Copy out every one of the records below word for word, leaving out the pictures.

* START Records for this task *

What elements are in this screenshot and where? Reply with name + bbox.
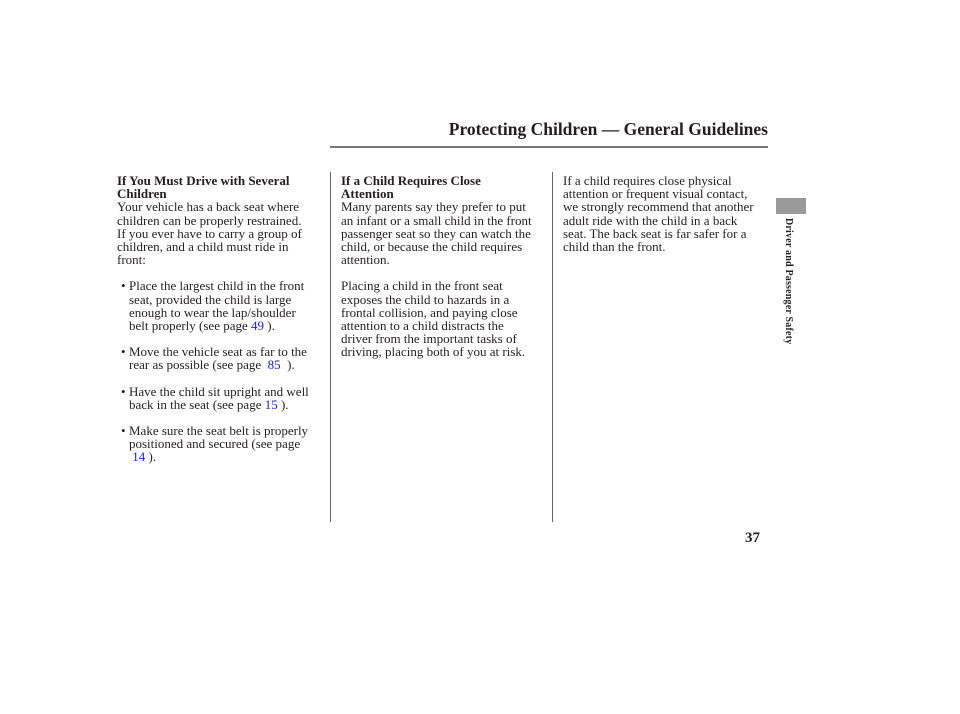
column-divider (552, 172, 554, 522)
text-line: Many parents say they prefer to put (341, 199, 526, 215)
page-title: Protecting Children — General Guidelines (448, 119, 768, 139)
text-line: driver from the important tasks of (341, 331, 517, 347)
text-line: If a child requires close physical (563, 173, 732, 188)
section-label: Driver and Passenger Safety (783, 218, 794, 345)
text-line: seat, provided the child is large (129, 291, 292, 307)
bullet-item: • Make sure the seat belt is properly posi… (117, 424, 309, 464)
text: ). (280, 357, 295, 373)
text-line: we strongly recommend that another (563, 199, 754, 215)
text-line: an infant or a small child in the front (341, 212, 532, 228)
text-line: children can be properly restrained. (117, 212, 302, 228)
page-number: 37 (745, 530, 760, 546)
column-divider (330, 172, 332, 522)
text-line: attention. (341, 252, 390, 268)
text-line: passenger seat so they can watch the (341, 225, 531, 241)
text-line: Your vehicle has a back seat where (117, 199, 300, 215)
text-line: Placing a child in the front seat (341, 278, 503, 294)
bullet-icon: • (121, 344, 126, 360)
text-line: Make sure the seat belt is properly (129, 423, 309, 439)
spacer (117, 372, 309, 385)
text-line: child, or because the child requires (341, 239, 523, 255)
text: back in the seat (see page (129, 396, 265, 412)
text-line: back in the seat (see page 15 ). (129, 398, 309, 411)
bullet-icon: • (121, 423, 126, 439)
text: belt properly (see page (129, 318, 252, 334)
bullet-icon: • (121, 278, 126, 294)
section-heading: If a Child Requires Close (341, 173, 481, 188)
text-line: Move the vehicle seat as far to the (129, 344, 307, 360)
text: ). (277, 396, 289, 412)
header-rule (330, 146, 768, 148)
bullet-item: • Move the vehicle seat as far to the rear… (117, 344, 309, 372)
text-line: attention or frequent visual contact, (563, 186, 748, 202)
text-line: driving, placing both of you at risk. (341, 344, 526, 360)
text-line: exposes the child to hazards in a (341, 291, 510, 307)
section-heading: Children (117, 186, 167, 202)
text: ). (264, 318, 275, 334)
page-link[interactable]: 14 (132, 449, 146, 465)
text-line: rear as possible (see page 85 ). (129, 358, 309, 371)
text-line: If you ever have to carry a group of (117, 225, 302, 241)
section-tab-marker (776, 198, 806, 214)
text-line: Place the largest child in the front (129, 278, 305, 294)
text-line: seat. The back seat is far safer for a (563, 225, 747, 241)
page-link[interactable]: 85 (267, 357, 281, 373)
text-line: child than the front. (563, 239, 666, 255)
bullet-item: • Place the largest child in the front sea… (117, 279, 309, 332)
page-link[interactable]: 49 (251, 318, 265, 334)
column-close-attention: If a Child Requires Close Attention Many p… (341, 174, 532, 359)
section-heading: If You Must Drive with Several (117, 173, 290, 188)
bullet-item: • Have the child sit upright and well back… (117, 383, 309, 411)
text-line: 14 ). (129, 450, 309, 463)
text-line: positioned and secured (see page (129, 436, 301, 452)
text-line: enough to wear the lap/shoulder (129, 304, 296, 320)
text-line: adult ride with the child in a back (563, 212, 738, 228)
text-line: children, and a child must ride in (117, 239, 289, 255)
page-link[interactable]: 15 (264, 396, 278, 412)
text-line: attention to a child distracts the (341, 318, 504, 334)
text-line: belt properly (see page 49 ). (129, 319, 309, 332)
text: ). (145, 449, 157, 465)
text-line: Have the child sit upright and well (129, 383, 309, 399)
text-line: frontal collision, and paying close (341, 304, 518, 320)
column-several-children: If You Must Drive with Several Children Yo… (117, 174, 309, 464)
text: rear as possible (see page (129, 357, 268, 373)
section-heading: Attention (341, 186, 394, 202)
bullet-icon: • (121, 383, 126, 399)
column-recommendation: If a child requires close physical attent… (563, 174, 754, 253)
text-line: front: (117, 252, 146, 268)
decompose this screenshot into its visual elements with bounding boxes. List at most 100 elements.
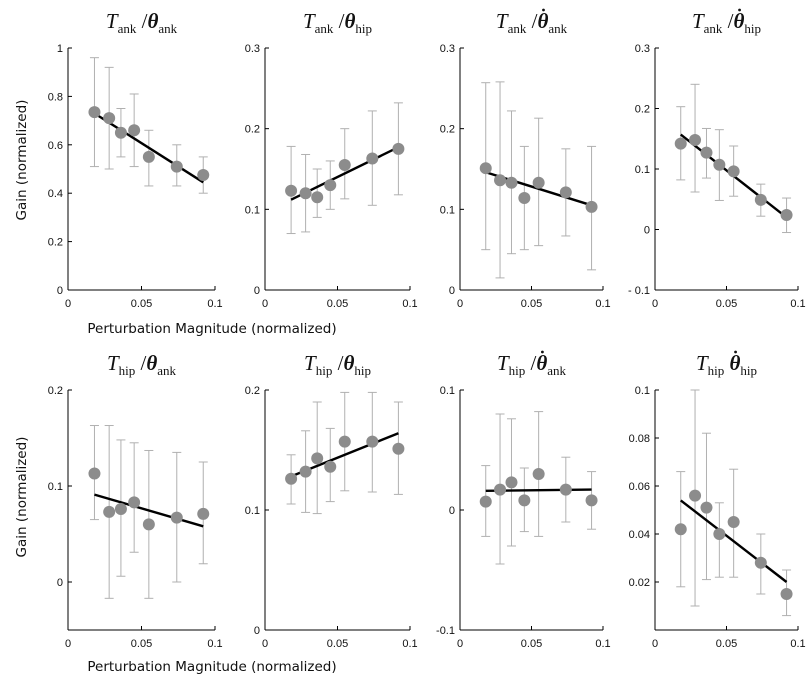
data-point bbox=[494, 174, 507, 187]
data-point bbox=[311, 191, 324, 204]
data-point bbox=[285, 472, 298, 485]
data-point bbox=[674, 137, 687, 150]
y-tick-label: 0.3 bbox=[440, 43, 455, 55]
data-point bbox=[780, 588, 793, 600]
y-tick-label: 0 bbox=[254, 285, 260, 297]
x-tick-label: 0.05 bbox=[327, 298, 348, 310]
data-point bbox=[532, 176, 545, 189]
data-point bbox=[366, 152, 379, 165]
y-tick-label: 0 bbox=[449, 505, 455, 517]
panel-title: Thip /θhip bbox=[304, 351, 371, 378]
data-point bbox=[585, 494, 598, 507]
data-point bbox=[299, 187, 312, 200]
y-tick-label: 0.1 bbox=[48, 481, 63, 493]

* END Records for this task *

**Solution:**
What elements are in this screenshot and where? Reply with name + bbox.
column-divider (552, 172, 554, 522)
text-line: Many parents say they prefer to put (341, 199, 526, 215)
page-title: Protecting Children — General Guidelines (448, 119, 768, 139)
text-line: driver from the important tasks of (341, 331, 517, 347)
text-line: If a child requires close physical (563, 173, 732, 188)
section-label: Driver and Passenger Safety (783, 218, 794, 345)
text-line: seat, provided the child is large (129, 291, 292, 307)
bullet-item: • Make sure the seat belt is properly posi… (117, 424, 309, 464)
text: ). (280, 357, 295, 373)
text-line: we strongly recommend that another (563, 199, 754, 215)
text-line: an infant or a small child in the front (341, 212, 532, 228)
text-line: children can be properly restrained. (117, 212, 302, 228)
page-number: 37 (745, 530, 760, 546)
column-divider (330, 172, 332, 522)
text-line: attention. (341, 252, 390, 268)
text-line: passenger seat so they can watch the (341, 225, 531, 241)
text-line: Your vehicle has a back seat where (117, 199, 300, 215)
text-line: Placing a child in the front seat (341, 278, 503, 294)
bullet-icon: • (121, 344, 126, 360)
text-line: Make sure the seat belt is properly (129, 423, 309, 439)
spacer (117, 372, 309, 385)
text-line: child, or because the child requires (341, 239, 523, 255)
text: back in the seat (see page (129, 396, 265, 412)
text-line: back in the seat (see page 15 ). (129, 398, 309, 411)
bullet-icon: • (121, 423, 126, 439)
text: belt properly (see page (129, 318, 252, 334)
bullet-icon: • (121, 278, 126, 294)
section-heading: If a Child Requires Close (341, 173, 481, 188)
text-line: Move the vehicle seat as far to the (129, 344, 307, 360)
text: ). (277, 396, 289, 412)
header-rule (330, 146, 768, 148)
bullet-item: • Move the vehicle seat as far to the rear… (117, 344, 309, 372)
text-line: attention or frequent visual contact, (563, 186, 748, 202)
text-line: driving, placing both of you at risk. (341, 344, 526, 360)
text-line: exposes the child to hazards in a (341, 291, 510, 307)
section-heading: Children (117, 186, 167, 202)
text: ). (264, 318, 275, 334)
page-link[interactable]: 14 (132, 449, 146, 465)
text-line: rear as possible (see page 85 ). (129, 358, 309, 371)
text-line: If you ever have to carry a group of (117, 225, 302, 241)
section-tab-marker (776, 198, 806, 214)
text-line: Place the largest child in the front (129, 278, 305, 294)
text-line: seat. The back seat is far safer for a (563, 225, 747, 241)
page-link[interactable]: 85 (267, 357, 281, 373)
text-line: child than the front. (563, 239, 666, 255)
bullet-item: • Place the largest child in the front sea… (117, 279, 309, 332)
page-link[interactable]: 49 (251, 318, 265, 334)
column-close-attention: If a Child Requires Close Attention Many p… (341, 174, 532, 359)
section-heading: If You Must Drive with Several (117, 173, 290, 188)
bullet-item: • Have the child sit upright and well back… (117, 383, 309, 411)
text-line: 14 ). (129, 450, 309, 463)
text-line: positioned and secured (see page (129, 436, 301, 452)
text-line: enough to wear the lap/shoulder (129, 304, 296, 320)
text-line: adult ride with the child in a back (563, 212, 738, 228)
text-line: children, and a child must ride in (117, 239, 289, 255)
page-link[interactable]: 15 (264, 396, 278, 412)
text-line: attention to a child distracts the (341, 318, 504, 334)
text-line: belt properly (see page 49 ). (129, 319, 309, 332)
text: ). (145, 449, 157, 465)
text-line: Have the child sit upright and well (129, 383, 309, 399)
text-line: frontal collision, and paying close (341, 304, 518, 320)
column-several-children: If You Must Drive with Several Children Yo… (117, 174, 309, 464)
text: rear as possible (see page (129, 357, 268, 373)
section-heading: Attention (341, 186, 394, 202)
bullet-icon: • (121, 383, 126, 399)
column-recommendation: If a child requires close physical attent… (563, 174, 754, 253)
text-line: front: (117, 252, 146, 268)
decompose this screenshot into its visual elements with bounding boxes. List at most 100 elements.
data-point bbox=[494, 174, 507, 187]
data-point bbox=[311, 191, 324, 204]
data-point bbox=[285, 472, 298, 485]
data-point bbox=[674, 137, 687, 150]
y-tick-label: 0.3 bbox=[440, 43, 455, 55]
data-point bbox=[780, 588, 793, 600]
y-tick-label: 0 bbox=[254, 285, 260, 297]
x-tick-label: 0.05 bbox=[327, 298, 348, 310]
data-point bbox=[532, 176, 545, 189]
data-point bbox=[366, 152, 379, 165]
y-tick-label: 0 bbox=[449, 505, 455, 517]
panel-title: Thip /θhip bbox=[304, 351, 371, 378]
data-point bbox=[585, 494, 598, 507]
data-point bbox=[299, 187, 312, 200]
y-tick-label: 0.1 bbox=[48, 481, 63, 493]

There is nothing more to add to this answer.